> [SUPPLIED RECORDS]:

START

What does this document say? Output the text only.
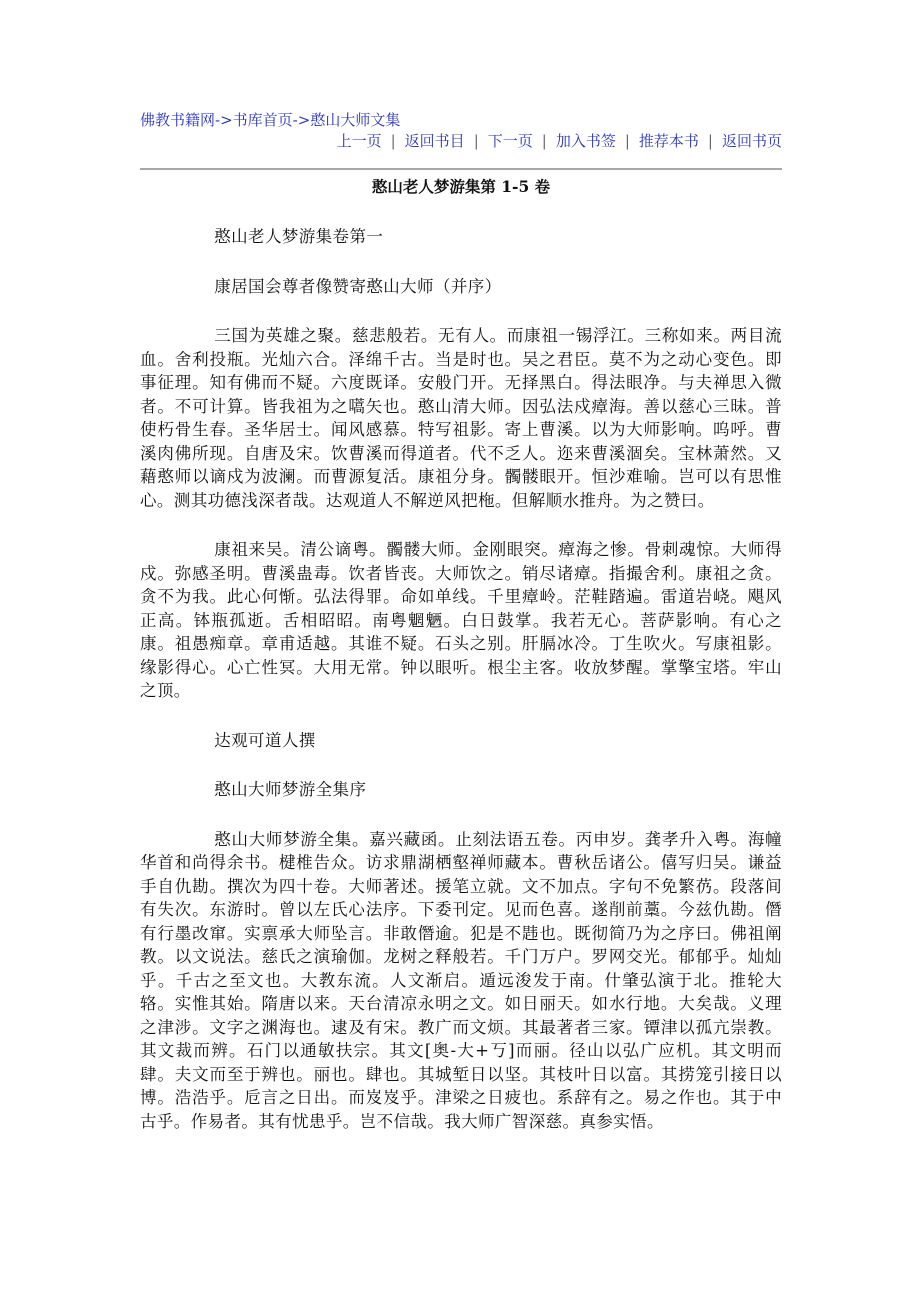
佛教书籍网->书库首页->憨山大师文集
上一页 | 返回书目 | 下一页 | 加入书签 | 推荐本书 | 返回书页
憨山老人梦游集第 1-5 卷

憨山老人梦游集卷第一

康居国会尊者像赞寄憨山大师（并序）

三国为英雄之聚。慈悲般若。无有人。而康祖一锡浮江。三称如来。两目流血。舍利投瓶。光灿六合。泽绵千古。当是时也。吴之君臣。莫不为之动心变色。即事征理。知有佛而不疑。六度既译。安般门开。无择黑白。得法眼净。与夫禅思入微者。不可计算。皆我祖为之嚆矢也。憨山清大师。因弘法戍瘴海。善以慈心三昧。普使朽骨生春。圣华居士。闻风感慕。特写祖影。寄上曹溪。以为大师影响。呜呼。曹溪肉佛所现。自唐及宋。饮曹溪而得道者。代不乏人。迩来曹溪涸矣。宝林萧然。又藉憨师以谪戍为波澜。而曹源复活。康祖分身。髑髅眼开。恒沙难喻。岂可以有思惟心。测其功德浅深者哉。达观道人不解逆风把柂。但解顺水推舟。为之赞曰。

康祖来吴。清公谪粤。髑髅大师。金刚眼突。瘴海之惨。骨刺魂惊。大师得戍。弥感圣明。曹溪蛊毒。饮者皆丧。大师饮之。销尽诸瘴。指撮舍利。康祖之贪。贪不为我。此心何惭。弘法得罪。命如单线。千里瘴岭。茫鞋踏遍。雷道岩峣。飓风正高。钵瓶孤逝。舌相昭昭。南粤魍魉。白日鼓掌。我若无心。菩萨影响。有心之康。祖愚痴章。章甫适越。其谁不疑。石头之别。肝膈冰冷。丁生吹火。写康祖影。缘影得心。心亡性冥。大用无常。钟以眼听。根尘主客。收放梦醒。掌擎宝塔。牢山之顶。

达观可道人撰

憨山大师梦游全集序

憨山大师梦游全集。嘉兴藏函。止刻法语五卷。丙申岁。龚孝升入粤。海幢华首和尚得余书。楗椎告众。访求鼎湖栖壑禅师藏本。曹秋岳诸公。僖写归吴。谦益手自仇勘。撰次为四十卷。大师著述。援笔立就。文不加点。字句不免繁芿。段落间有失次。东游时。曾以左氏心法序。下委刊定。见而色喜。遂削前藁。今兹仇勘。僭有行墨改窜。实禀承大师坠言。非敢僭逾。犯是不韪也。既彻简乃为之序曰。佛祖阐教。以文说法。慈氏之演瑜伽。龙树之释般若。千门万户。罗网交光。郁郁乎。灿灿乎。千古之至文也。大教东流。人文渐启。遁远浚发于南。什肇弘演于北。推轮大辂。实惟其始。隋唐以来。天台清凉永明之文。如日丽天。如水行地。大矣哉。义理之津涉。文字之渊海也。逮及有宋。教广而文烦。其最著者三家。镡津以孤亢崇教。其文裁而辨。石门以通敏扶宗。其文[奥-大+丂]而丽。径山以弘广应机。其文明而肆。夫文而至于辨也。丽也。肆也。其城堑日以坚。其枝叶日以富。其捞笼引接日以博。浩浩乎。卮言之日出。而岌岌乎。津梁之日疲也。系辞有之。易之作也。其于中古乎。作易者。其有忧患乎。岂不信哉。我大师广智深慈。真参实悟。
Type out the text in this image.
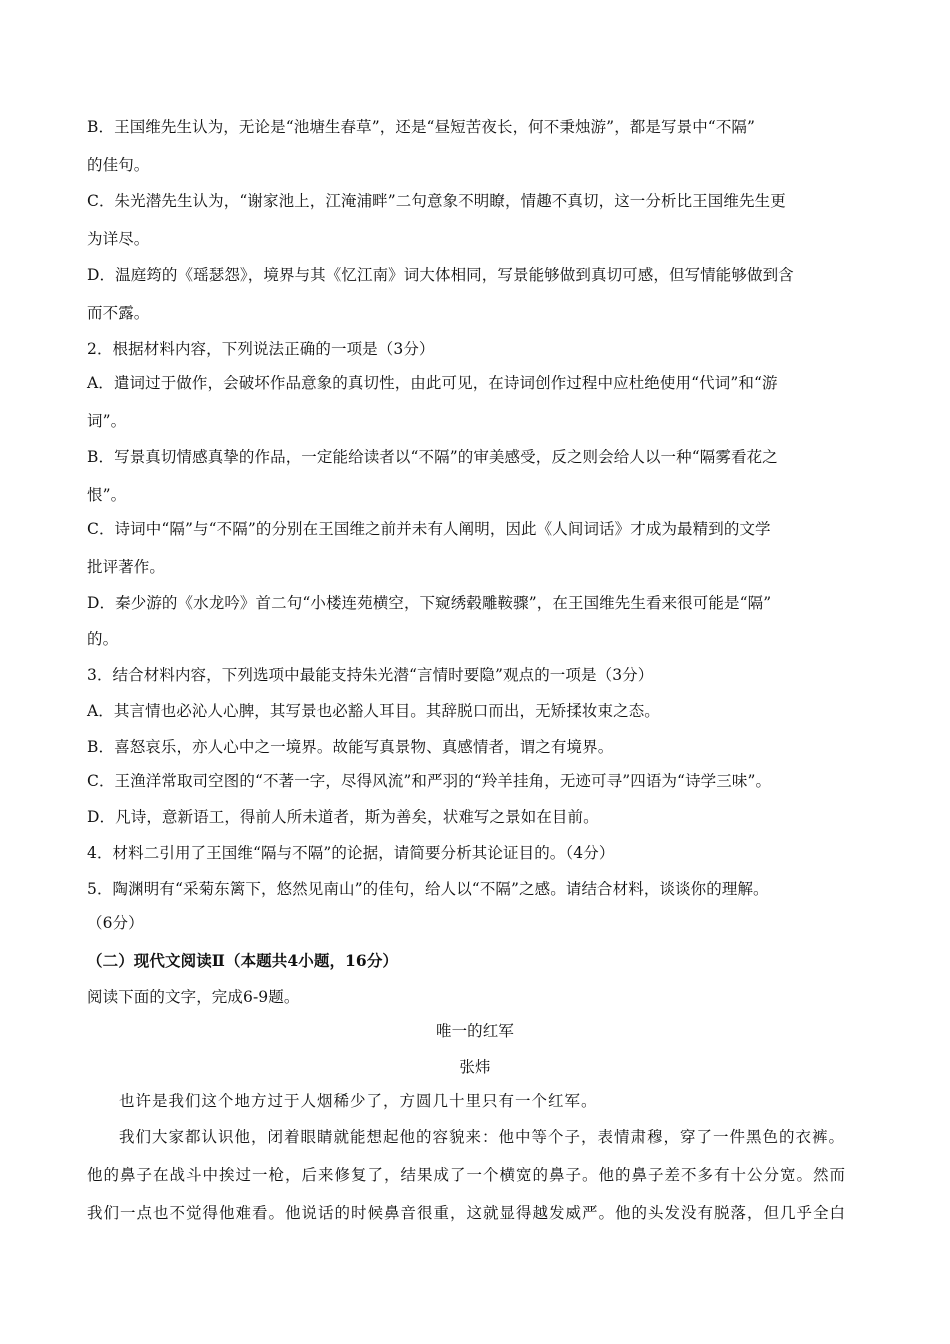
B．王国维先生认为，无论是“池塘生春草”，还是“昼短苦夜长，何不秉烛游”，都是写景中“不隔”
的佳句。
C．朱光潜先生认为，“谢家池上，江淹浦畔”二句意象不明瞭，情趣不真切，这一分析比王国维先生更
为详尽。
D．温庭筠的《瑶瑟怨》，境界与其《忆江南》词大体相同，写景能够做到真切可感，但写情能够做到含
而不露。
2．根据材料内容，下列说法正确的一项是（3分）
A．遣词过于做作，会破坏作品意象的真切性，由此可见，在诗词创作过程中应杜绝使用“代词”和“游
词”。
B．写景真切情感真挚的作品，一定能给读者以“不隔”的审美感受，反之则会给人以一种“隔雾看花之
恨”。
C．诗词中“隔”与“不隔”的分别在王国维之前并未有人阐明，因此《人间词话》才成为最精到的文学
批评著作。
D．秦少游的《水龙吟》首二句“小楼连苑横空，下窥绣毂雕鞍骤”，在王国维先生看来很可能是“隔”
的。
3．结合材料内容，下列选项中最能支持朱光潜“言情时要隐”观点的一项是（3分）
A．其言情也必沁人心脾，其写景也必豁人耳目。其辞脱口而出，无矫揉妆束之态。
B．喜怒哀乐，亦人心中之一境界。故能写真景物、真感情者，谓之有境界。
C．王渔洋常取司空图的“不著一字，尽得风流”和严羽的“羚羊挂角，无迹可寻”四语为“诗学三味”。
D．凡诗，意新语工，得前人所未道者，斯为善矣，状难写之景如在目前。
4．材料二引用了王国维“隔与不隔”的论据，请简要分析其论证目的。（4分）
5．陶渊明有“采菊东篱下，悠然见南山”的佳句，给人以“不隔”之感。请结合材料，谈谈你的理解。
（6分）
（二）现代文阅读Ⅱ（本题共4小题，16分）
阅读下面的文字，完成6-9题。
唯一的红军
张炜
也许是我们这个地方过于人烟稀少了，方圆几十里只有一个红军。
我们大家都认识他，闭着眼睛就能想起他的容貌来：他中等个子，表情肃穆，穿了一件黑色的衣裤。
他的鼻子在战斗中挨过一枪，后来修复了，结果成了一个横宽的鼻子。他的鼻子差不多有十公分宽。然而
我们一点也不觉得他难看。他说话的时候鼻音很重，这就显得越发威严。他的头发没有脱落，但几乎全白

END

> [EXERCISE DIRECTIONS]: Write out each entry exactly as given, omitting any picture.

> [COMPLETE ANSWER]:
What does this document say? Output the text only.
佛教书籍网->书库首页->憨山大师文集
上一页 | 返回书目 | 下一页 | 加入书签 | 推荐本书 | 返回书页
憨山老人梦游集第 1-5 卷

憨山老人梦游集卷第一

康居国会尊者像赞寄憨山大师（并序）

三国为英雄之聚。慈悲般若。无有人。而康祖一锡浮江。三称如来。两目流血。舍利投瓶。光灿六合。泽绵千古。当是时也。吴之君臣。莫不为之动心变色。即事征理。知有佛而不疑。六度既译。安般门开。无择黑白。得法眼净。与夫禅思入微者。不可计算。皆我祖为之嚆矢也。憨山清大师。因弘法戍瘴海。善以慈心三昧。普使朽骨生春。圣华居士。闻风感慕。特写祖影。寄上曹溪。以为大师影响。呜呼。曹溪肉佛所现。自唐及宋。饮曹溪而得道者。代不乏人。迩来曹溪涸矣。宝林萧然。又藉憨师以谪戍为波澜。而曹源复活。康祖分身。髑髅眼开。恒沙难喻。岂可以有思惟心。测其功德浅深者哉。达观道人不解逆风把柂。但解顺水推舟。为之赞曰。

康祖来吴。清公谪粤。髑髅大师。金刚眼突。瘴海之惨。骨刺魂惊。大师得戍。弥感圣明。曹溪蛊毒。饮者皆丧。大师饮之。销尽诸瘴。指撮舍利。康祖之贪。贪不为我。此心何惭。弘法得罪。命如单线。千里瘴岭。茫鞋踏遍。雷道岩峣。飓风正高。钵瓶孤逝。舌相昭昭。南粤魍魉。白日鼓掌。我若无心。菩萨影响。有心之康。祖愚痴章。章甫适越。其谁不疑。石头之别。肝膈冰冷。丁生吹火。写康祖影。缘影得心。心亡性冥。大用无常。钟以眼听。根尘主客。收放梦醒。掌擎宝塔。牢山之顶。

达观可道人撰

憨山大师梦游全集序

憨山大师梦游全集。嘉兴藏函。止刻法语五卷。丙申岁。龚孝升入粤。海幢华首和尚得余书。楗椎告众。访求鼎湖栖壑禅师藏本。曹秋岳诸公。僖写归吴。谦益手自仇勘。撰次为四十卷。大师著述。援笔立就。文不加点。字句不免繁芿。段落间有失次。东游时。曾以左氏心法序。下委刊定。见而色喜。遂削前藁。今兹仇勘。僭有行墨改窜。实禀承大师坠言。非敢僭逾。犯是不韪也。既彻简乃为之序曰。佛祖阐教。以文说法。慈氏之演瑜伽。龙树之释般若。千门万户。罗网交光。郁郁乎。灿灿乎。千古之至文也。大教东流。人文渐启。遁远浚发于南。什肇弘演于北。推轮大辂。实惟其始。隋唐以来。天台清凉永明之文。如日丽天。如水行地。大矣哉。义理之津涉。文字之渊海也。逮及有宋。教广而文烦。其最著者三家。镡津以孤亢崇教。其文裁而辨。石门以通敏扶宗。其文[奥-大+丂]而丽。径山以弘广应机。其文明而肆。夫文而至于辨也。丽也。肆也。其城堑日以坚。其枝叶日以富。其捞笼引接日以博。浩浩乎。卮言之日出。而岌岌乎。津梁之日疲也。系辞有之。易之作也。其于中古乎。作易者。其有忧患乎。岂不信哉。我大师广智深慈。真参实悟。
Type out the text in this image.
B．王国维先生认为，无论是“池塘生春草”，还是“昼短苦夜长，何不秉烛游”，都是写景中“不隔”
的佳句。
C．朱光潜先生认为，“谢家池上，江淹浦畔”二句意象不明瞭，情趣不真切，这一分析比王国维先生更
为详尽。
D．温庭筠的《瑶瑟怨》，境界与其《忆江南》词大体相同，写景能够做到真切可感，但写情能够做到含
而不露。
2．根据材料内容，下列说法正确的一项是（3分）
A．遣词过于做作，会破坏作品意象的真切性，由此可见，在诗词创作过程中应杜绝使用“代词”和“游
词”。
B．写景真切情感真挚的作品，一定能给读者以“不隔”的审美感受，反之则会给人以一种“隔雾看花之
恨”。
C．诗词中“隔”与“不隔”的分别在王国维之前并未有人阐明，因此《人间词话》才成为最精到的文学
批评著作。
D．秦少游的《水龙吟》首二句“小楼连苑横空，下窥绣毂雕鞍骤”，在王国维先生看来很可能是“隔”
的。
3．结合材料内容，下列选项中最能支持朱光潜“言情时要隐”观点的一项是（3分）
A．其言情也必沁人心脾，其写景也必豁人耳目。其辞脱口而出，无矫揉妆束之态。
B．喜怒哀乐，亦人心中之一境界。故能写真景物、真感情者，谓之有境界。
C．王渔洋常取司空图的“不著一字，尽得风流”和严羽的“羚羊挂角，无迹可寻”四语为“诗学三味”。
D．凡诗，意新语工，得前人所未道者，斯为善矣，状难写之景如在目前。
4．材料二引用了王国维“隔与不隔”的论据，请简要分析其论证目的。（4分）
5．陶渊明有“采菊东篱下，悠然见南山”的佳句，给人以“不隔”之感。请结合材料，谈谈你的理解。
（6分）
（二）现代文阅读Ⅱ（本题共4小题，16分）
阅读下面的文字，完成6-9题。
唯一的红军
张炜
也许是我们这个地方过于人烟稀少了，方圆几十里只有一个红军。
我们大家都认识他，闭着眼睛就能想起他的容貌来：他中等个子，表情肃穆，穿了一件黑色的衣裤。
他的鼻子在战斗中挨过一枪，后来修复了，结果成了一个横宽的鼻子。他的鼻子差不多有十公分宽。然而
我们一点也不觉得他难看。他说话的时候鼻音很重，这就显得越发威严。他的头发没有脱落，但几乎全白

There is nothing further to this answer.